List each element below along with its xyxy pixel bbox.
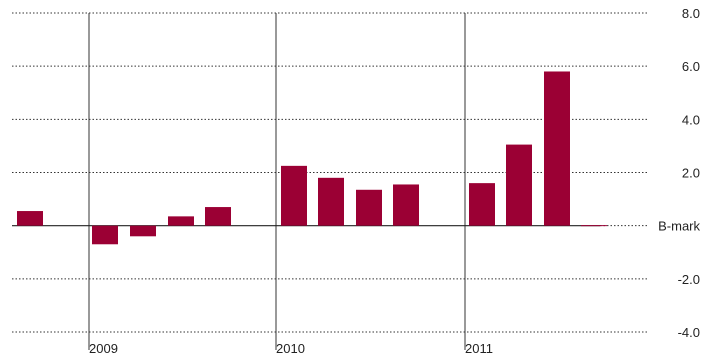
year-label: 2009 <box>89 341 118 356</box>
bar <box>92 225 118 245</box>
bar <box>356 189 382 226</box>
bar <box>130 225 156 237</box>
y-tick-label: 8.0 <box>682 6 700 21</box>
bar <box>168 216 194 226</box>
year-dividers <box>88 13 466 350</box>
bars <box>17 71 607 245</box>
year-label: 2010 <box>276 341 305 356</box>
y-tick-label: 4.0 <box>682 112 700 127</box>
y-tick-label: 6.0 <box>682 59 700 74</box>
bar <box>205 207 231 226</box>
y-tick-label: 2.0 <box>682 166 700 181</box>
bar <box>393 184 419 226</box>
bar <box>544 71 570 226</box>
bar <box>506 144 532 226</box>
bar <box>469 183 495 226</box>
y-axis-tick-labels: 8.0 6.0 4.0 2.0 B-mark -2.0 -4.0 <box>658 6 700 340</box>
y-tick-label: B-mark <box>658 219 700 234</box>
y-tick-label: -2.0 <box>678 272 700 287</box>
bar <box>581 225 607 227</box>
gridlines <box>12 12 648 333</box>
bar <box>281 165 307 226</box>
year-label: 2011 <box>465 341 493 356</box>
bar <box>318 177 344 226</box>
y-tick-label: -4.0 <box>678 325 700 340</box>
year-labels: 2009 2010 2011 <box>89 341 493 356</box>
bar <box>17 211 43 226</box>
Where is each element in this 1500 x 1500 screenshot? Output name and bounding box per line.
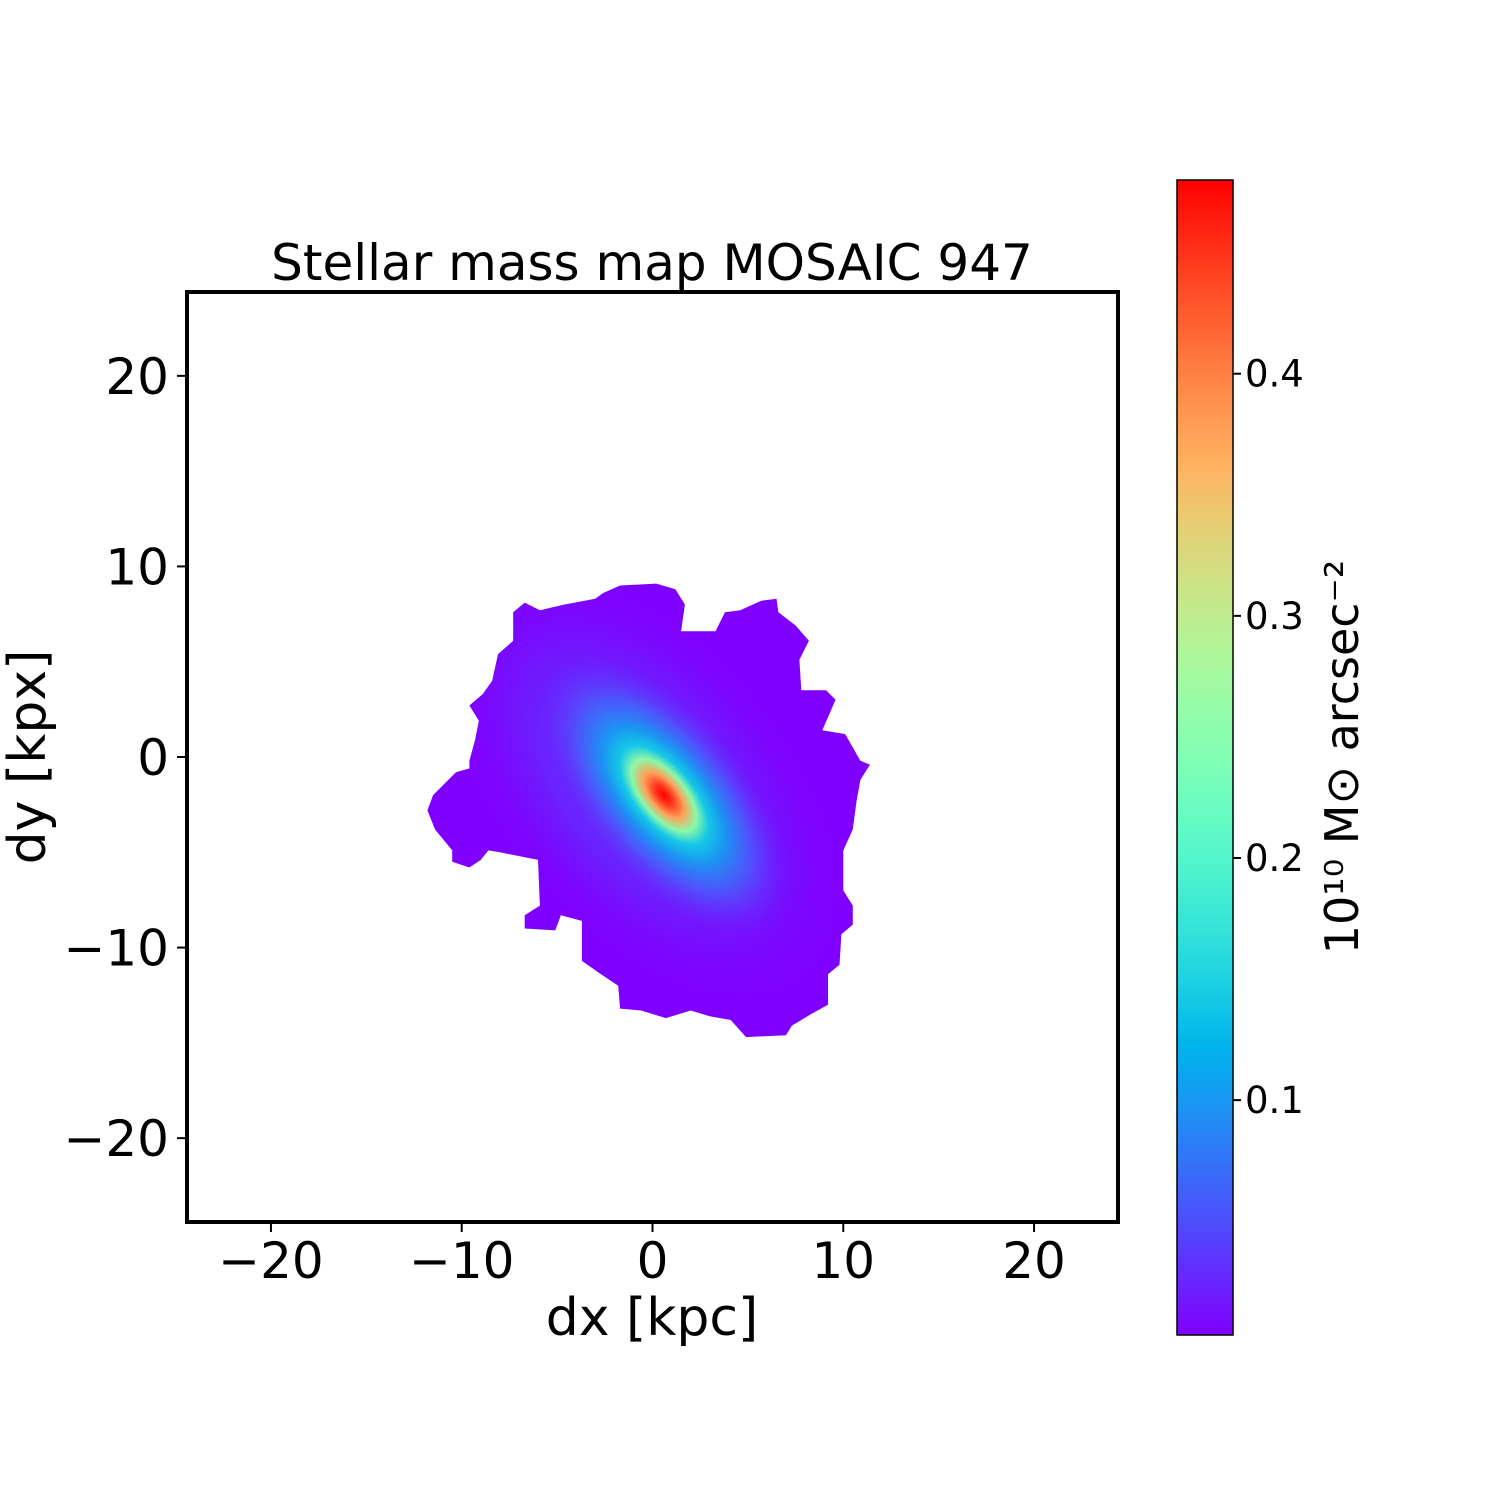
chart-title: Stellar mass map MOSAIC 947 [271,234,1033,292]
x-axis-label: dx [kpc] [546,1288,759,1348]
colorbar-ticks: 0.1 0.2 0.3 0.4 [1233,353,1304,1122]
x-axis-ticks: −20 −10 0 10 20 [218,1222,1066,1290]
colorbar-tick-label: 0.1 [1245,1079,1304,1122]
y-axis-ticks: −20 −10 0 10 20 [63,348,187,1168]
mass-map-image [427,583,870,1038]
x-tick-label: −20 [218,1232,324,1290]
colorbar: 0.1 0.2 0.3 0.4 10¹⁰ M⊙ arcsec⁻² [1176,179,1369,1336]
y-tick-label: 10 [105,538,169,596]
y-tick-label: −10 [63,920,169,978]
colorbar-tick-label: 0.3 [1245,595,1304,638]
y-axis-label: dy [kpx] [0,650,58,865]
x-tick-label: −10 [409,1232,515,1290]
colorbar-gradient [1176,179,1234,1336]
plot-area: −20 −10 0 10 20 −20 −10 0 10 20 [63,290,1120,1290]
x-tick-label: 10 [811,1232,875,1290]
y-tick-label: −20 [63,1110,169,1168]
y-tick-label: 20 [105,348,169,406]
y-tick-label: 0 [137,729,169,787]
galaxy-core [529,645,799,945]
colorbar-tick-label: 0.4 [1245,353,1304,396]
x-tick-label: 20 [1002,1232,1066,1290]
colorbar-label: 10¹⁰ M⊙ arcsec⁻² [1315,560,1369,955]
x-tick-label: 0 [637,1232,669,1290]
colorbar-tick-label: 0.2 [1245,837,1304,880]
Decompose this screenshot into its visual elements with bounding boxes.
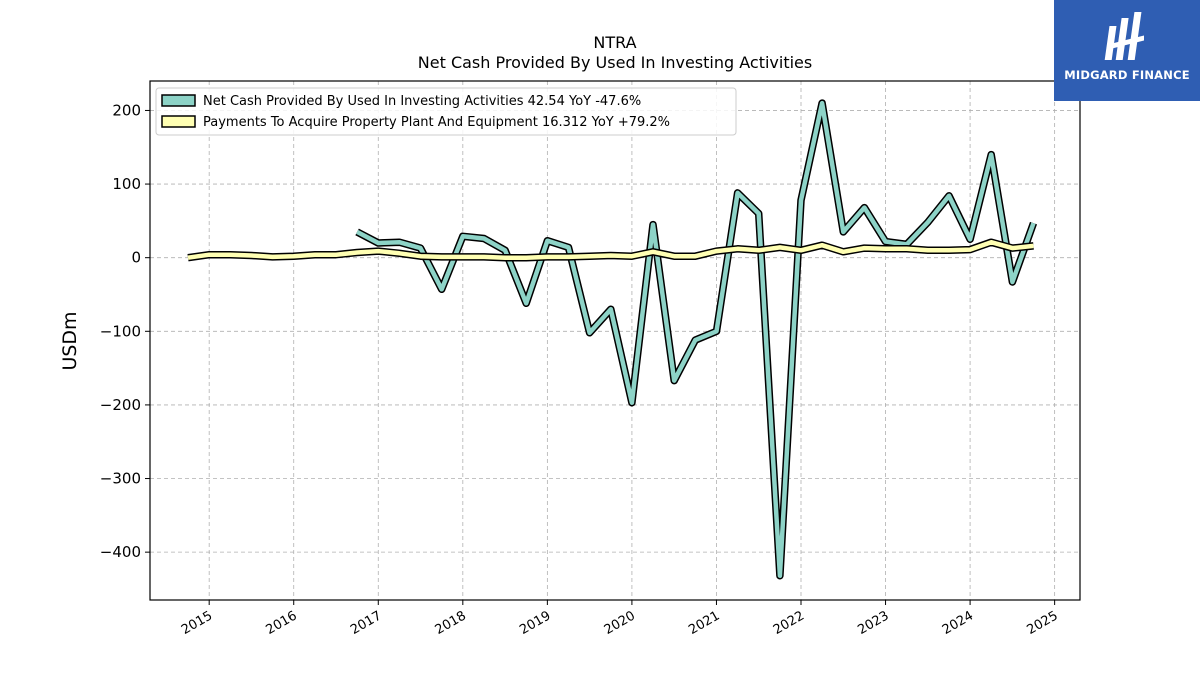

### WHAT TO DO
Rewrite the lines above with every "y-tick-label" changed to "y-axis-tick-label" and nothing else altered, and leave the pictures out.

### EXPECTED OUTPUT
List each element below along with its xyxy pixel bbox.
year-label: 2009 <box>89 341 118 356</box>
bar <box>92 225 118 245</box>
bar <box>356 189 382 226</box>
bar <box>130 225 156 237</box>
y-axis-tick-label: 8.0 <box>682 6 700 21</box>
bar <box>168 216 194 226</box>
year-dividers <box>88 13 466 350</box>
bars <box>17 71 607 245</box>
year-label: 2010 <box>276 341 305 356</box>
y-axis-tick-label: 4.0 <box>682 112 700 127</box>
y-axis-tick-label: 6.0 <box>682 59 700 74</box>
bar <box>205 207 231 226</box>
y-axis-tick-label: 2.0 <box>682 166 700 181</box>
bar <box>393 184 419 226</box>
bar <box>544 71 570 226</box>
bar <box>506 144 532 226</box>
bar <box>469 183 495 226</box>
y-axis-tick-labels: 8.0 6.0 4.0 2.0 B-mark -2.0 -4.0 <box>658 6 700 340</box>
y-axis-tick-label: B-mark <box>658 219 700 234</box>
y-axis-tick-label: -2.0 <box>678 272 700 287</box>
bar <box>581 225 607 227</box>
gridlines <box>12 12 648 333</box>
bar <box>281 165 307 226</box>
year-label: 2011 <box>465 341 493 356</box>
bar <box>318 177 344 226</box>
y-axis-tick-label: -4.0 <box>678 325 700 340</box>
year-labels: 2009 2010 2011 <box>89 341 493 356</box>
bar <box>17 211 43 226</box>
Where is each element in this 1500 x 1500 screenshot? Output name and bounding box per line.
chart-title: Stellar mass map MOSAIC 947 [271,234,1033,292]
x-axis-label: dx [kpc] [546,1288,759,1348]
colorbar-ticks: 0.1 0.2 0.3 0.4 [1233,353,1304,1122]
x-axis-ticks: −20 −10 0 10 20 [218,1222,1066,1290]
colorbar-tick-label: 0.1 [1245,1079,1304,1122]
y-axis-ticks: −20 −10 0 10 20 [63,348,187,1168]
mass-map-image [427,583,870,1038]
x-tick-label: −20 [218,1232,324,1290]
colorbar: 0.1 0.2 0.3 0.4 10¹⁰ M⊙ arcsec⁻² [1176,179,1369,1336]
y-axis-tick-label: 10 [105,538,169,596]
y-axis-tick-label: −10 [63,920,169,978]
colorbar-tick-label: 0.3 [1245,595,1304,638]
y-axis-label: dy [kpx] [0,650,58,865]
x-tick-label: −10 [409,1232,515,1290]
colorbar-gradient [1176,179,1234,1336]
plot-area: −20 −10 0 10 20 −20 −10 0 10 20 [63,290,1120,1290]
x-tick-label: 10 [811,1232,875,1290]
y-axis-tick-label: −20 [63,1110,169,1168]
y-axis-tick-label: 20 [105,348,169,406]
y-axis-tick-label: 0 [137,729,169,787]
galaxy-core [529,645,799,945]
colorbar-tick-label: 0.4 [1245,353,1304,396]
x-tick-label: 20 [1002,1232,1066,1290]
colorbar-label: 10¹⁰ M⊙ arcsec⁻² [1315,560,1369,955]
x-tick-label: 0 [637,1232,669,1290]
colorbar-tick-label: 0.2 [1245,837,1304,880]
Decompose this screenshot into its visual elements with bounding boxes.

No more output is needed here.